WHAT YOU NEED TO DO:
Copy out all lines in the data below containing the string "rank".

EXERCISE INPUTS:
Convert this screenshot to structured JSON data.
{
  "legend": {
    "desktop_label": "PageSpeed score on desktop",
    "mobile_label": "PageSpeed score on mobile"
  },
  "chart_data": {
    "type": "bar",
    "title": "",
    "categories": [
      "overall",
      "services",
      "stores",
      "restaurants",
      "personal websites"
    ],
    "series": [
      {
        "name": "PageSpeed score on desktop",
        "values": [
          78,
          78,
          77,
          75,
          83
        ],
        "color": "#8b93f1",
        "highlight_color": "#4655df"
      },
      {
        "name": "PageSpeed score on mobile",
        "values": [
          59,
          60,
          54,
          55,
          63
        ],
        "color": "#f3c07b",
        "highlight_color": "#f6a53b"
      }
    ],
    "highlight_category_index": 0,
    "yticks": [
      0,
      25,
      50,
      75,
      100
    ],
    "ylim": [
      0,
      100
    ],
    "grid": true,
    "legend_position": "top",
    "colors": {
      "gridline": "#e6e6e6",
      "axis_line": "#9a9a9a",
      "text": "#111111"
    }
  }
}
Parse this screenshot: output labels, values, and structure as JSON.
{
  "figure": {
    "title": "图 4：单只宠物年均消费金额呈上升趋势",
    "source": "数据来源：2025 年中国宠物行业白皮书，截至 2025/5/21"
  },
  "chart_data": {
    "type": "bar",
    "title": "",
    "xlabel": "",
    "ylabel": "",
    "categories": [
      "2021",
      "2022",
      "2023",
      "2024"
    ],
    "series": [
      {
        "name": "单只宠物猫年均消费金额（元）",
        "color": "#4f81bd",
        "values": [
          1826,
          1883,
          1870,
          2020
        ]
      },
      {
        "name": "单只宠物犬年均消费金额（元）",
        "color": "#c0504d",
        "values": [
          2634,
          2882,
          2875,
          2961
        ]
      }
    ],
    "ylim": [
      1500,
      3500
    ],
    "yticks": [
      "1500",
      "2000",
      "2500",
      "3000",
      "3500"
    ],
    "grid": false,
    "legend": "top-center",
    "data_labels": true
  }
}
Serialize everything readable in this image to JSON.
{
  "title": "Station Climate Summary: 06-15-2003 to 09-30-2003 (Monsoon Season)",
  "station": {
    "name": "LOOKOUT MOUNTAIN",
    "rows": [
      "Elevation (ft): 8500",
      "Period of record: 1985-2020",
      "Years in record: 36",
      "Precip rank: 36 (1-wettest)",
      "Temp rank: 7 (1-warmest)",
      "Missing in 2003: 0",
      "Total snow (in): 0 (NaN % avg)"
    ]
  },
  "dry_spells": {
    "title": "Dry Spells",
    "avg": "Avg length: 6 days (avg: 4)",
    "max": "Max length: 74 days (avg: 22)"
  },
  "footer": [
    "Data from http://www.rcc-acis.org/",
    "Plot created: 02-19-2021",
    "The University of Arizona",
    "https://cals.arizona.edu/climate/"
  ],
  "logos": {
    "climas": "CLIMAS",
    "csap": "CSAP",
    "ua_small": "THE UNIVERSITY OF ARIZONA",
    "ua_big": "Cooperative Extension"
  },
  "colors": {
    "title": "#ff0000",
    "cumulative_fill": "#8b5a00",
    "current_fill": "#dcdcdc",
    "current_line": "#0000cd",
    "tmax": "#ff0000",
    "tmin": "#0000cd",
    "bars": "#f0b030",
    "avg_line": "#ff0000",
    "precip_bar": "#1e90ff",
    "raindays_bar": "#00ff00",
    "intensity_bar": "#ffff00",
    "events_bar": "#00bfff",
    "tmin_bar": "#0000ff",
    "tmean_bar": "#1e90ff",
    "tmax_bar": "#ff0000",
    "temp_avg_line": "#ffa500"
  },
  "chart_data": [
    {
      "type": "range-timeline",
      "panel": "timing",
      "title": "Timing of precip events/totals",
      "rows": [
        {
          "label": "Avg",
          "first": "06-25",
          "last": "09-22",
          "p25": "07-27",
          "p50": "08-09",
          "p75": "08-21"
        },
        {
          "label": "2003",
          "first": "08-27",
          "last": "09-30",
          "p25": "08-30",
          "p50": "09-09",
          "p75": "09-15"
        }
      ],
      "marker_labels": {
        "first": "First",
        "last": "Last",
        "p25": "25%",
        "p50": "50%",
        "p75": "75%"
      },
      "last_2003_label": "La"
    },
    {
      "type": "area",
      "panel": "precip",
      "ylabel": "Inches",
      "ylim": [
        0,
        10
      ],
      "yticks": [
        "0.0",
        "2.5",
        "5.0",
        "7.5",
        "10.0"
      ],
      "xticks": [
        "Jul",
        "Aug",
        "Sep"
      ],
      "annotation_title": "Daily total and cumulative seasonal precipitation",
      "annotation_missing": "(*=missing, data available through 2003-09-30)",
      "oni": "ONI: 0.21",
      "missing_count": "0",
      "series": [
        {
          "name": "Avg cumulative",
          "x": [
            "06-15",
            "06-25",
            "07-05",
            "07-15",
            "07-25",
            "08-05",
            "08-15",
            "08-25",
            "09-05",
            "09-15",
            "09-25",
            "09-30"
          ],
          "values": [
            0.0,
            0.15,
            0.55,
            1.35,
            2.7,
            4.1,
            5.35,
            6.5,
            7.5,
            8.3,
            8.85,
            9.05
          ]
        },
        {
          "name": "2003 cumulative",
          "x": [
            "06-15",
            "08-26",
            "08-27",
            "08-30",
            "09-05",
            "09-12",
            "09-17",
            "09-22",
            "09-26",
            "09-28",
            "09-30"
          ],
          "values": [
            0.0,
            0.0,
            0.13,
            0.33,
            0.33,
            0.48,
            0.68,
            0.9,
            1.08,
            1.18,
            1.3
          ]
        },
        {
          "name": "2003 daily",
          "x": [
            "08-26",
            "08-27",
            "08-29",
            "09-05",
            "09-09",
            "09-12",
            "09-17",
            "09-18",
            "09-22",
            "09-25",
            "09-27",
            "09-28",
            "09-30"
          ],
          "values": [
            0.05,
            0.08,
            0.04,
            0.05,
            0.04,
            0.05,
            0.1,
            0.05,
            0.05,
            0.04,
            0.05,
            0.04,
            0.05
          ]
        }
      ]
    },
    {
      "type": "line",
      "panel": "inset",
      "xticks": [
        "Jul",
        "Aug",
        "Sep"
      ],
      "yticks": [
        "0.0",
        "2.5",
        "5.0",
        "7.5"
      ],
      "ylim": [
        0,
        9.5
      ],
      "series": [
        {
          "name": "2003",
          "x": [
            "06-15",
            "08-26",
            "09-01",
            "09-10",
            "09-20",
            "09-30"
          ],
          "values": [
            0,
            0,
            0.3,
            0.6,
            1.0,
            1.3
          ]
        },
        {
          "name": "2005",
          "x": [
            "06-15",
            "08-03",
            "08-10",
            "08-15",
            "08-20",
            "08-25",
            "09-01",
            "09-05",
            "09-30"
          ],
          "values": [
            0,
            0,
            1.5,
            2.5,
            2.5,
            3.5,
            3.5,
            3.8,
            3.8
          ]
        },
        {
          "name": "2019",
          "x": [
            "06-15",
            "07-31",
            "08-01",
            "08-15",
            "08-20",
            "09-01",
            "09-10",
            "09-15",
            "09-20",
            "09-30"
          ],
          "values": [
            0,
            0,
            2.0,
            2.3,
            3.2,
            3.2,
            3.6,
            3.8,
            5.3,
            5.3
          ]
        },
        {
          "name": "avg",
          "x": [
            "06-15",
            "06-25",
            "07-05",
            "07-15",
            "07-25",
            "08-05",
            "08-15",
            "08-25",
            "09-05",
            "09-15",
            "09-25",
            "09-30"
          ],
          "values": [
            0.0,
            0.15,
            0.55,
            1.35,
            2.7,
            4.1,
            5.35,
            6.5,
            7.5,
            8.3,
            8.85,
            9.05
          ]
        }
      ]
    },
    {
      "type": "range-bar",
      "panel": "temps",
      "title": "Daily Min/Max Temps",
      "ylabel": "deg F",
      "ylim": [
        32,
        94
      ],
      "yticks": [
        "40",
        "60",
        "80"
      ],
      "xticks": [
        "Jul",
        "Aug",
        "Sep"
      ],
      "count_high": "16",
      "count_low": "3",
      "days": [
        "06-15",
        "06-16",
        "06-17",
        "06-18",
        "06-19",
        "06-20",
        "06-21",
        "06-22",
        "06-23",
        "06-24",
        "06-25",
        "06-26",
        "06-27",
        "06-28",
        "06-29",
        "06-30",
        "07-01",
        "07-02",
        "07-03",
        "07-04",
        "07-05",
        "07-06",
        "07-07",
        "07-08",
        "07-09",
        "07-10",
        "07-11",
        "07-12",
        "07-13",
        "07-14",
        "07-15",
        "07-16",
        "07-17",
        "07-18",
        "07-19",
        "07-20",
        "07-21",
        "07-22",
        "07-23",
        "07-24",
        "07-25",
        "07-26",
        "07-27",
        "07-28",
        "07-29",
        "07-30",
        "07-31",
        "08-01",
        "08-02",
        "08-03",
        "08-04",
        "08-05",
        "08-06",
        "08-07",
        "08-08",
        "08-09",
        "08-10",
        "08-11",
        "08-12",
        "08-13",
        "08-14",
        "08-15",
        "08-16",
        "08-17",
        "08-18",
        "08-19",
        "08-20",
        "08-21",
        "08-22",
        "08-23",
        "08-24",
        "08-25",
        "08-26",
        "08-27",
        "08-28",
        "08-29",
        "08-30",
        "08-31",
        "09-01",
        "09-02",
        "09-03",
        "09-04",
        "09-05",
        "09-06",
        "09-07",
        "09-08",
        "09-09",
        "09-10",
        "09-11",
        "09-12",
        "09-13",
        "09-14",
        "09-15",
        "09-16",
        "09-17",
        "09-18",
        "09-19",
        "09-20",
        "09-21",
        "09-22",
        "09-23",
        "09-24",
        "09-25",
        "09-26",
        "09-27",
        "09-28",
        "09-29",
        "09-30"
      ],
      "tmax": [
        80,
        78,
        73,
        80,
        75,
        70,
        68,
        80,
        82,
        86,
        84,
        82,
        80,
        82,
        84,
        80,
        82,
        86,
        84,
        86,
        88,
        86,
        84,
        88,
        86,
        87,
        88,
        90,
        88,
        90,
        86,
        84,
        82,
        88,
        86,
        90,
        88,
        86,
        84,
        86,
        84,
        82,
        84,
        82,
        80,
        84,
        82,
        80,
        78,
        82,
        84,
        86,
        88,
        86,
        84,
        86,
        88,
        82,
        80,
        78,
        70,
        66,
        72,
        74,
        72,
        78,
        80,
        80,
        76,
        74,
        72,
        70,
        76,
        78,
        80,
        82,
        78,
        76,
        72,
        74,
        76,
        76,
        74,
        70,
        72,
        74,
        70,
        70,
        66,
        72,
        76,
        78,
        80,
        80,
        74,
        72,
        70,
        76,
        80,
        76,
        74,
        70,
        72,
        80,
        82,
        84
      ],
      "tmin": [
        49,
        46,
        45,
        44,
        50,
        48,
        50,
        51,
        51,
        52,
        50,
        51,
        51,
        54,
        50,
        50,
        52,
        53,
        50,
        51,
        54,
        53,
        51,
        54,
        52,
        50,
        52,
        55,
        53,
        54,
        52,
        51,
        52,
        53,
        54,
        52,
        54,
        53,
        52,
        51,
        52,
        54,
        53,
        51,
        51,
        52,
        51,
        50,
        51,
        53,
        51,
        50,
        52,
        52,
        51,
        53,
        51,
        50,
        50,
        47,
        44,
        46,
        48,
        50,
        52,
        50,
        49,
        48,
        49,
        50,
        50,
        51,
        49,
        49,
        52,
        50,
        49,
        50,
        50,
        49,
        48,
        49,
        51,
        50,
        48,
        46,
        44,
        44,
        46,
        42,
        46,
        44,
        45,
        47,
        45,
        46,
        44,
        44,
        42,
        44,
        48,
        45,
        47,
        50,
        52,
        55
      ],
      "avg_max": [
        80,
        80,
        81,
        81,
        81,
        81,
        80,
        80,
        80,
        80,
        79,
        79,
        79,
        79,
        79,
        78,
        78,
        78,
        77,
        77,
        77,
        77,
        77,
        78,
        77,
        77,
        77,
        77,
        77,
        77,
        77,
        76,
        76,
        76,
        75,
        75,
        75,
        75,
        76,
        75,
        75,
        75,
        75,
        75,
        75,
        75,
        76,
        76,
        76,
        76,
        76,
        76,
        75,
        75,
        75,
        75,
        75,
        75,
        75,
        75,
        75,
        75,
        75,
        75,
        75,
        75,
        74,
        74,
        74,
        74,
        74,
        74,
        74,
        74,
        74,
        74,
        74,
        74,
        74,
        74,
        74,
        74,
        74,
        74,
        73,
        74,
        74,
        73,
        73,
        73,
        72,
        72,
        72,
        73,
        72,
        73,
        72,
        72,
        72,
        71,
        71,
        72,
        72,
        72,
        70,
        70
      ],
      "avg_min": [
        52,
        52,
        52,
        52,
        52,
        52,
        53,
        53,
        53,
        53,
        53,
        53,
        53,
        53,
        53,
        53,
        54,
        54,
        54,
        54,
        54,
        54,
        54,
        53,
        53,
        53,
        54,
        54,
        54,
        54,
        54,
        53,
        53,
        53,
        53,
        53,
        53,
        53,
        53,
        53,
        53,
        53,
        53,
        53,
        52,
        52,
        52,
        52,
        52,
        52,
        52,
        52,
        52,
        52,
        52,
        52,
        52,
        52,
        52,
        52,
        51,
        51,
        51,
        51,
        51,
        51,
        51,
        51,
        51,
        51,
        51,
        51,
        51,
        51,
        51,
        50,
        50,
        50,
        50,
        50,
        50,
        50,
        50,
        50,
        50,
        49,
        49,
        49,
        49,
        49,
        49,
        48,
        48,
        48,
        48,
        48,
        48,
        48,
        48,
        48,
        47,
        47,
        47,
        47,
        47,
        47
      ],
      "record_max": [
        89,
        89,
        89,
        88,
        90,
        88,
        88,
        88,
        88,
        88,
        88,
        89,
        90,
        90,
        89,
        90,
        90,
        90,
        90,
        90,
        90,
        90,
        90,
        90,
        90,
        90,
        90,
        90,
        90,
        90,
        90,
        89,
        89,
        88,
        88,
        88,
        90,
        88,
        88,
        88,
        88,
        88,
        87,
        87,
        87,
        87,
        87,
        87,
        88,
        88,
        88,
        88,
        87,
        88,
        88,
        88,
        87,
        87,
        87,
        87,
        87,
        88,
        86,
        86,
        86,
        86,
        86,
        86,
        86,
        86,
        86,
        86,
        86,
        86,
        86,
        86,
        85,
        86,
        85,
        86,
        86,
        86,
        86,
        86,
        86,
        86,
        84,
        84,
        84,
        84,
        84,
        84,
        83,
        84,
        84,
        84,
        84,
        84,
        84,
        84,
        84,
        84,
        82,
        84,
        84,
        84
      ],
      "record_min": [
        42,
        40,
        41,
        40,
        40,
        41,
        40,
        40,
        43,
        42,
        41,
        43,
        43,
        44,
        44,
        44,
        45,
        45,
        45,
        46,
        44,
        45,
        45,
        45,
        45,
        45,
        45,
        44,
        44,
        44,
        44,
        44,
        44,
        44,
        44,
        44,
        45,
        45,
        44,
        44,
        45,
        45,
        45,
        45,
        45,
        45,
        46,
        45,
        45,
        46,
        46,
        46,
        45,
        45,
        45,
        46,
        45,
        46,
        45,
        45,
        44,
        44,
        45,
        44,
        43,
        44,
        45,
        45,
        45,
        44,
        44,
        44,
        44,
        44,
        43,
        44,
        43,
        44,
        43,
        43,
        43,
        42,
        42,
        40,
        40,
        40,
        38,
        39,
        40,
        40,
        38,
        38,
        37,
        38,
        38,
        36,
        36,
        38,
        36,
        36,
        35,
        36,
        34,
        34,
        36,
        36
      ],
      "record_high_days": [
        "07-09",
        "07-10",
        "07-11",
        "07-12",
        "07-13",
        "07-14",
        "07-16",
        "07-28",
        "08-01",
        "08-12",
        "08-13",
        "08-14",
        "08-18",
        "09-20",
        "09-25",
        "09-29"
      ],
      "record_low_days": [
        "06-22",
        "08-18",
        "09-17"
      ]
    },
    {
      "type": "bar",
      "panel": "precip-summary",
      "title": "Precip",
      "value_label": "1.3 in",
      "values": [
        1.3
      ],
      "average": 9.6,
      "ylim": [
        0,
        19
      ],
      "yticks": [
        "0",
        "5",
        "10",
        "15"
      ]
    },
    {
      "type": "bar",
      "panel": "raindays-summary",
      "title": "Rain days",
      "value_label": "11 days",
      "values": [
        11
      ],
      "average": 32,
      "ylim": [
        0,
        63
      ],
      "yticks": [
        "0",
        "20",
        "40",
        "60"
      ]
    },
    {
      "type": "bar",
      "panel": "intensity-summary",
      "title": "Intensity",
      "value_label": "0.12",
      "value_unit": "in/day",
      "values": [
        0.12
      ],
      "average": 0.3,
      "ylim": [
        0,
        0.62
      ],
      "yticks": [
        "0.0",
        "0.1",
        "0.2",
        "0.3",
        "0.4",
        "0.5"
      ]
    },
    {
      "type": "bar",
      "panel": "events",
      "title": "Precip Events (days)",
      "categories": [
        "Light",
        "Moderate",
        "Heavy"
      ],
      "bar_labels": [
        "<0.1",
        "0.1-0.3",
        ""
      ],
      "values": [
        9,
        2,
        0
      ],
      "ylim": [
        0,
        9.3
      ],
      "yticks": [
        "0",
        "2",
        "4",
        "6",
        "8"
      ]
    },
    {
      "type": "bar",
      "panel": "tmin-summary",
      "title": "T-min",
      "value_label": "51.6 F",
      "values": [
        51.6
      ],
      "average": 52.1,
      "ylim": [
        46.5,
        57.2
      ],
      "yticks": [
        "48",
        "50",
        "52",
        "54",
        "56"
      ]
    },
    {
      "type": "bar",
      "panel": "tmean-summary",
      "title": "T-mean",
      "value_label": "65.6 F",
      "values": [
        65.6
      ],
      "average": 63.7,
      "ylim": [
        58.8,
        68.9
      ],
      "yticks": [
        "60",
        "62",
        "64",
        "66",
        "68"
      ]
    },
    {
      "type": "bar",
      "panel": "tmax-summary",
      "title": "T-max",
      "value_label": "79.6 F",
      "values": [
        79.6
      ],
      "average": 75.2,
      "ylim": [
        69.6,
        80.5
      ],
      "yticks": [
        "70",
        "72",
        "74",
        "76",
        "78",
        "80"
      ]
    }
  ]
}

RESPONSE BELOW:
      "Precip rank: 36 (1-wettest)",
      "Temp rank: 7 (1-warmest)",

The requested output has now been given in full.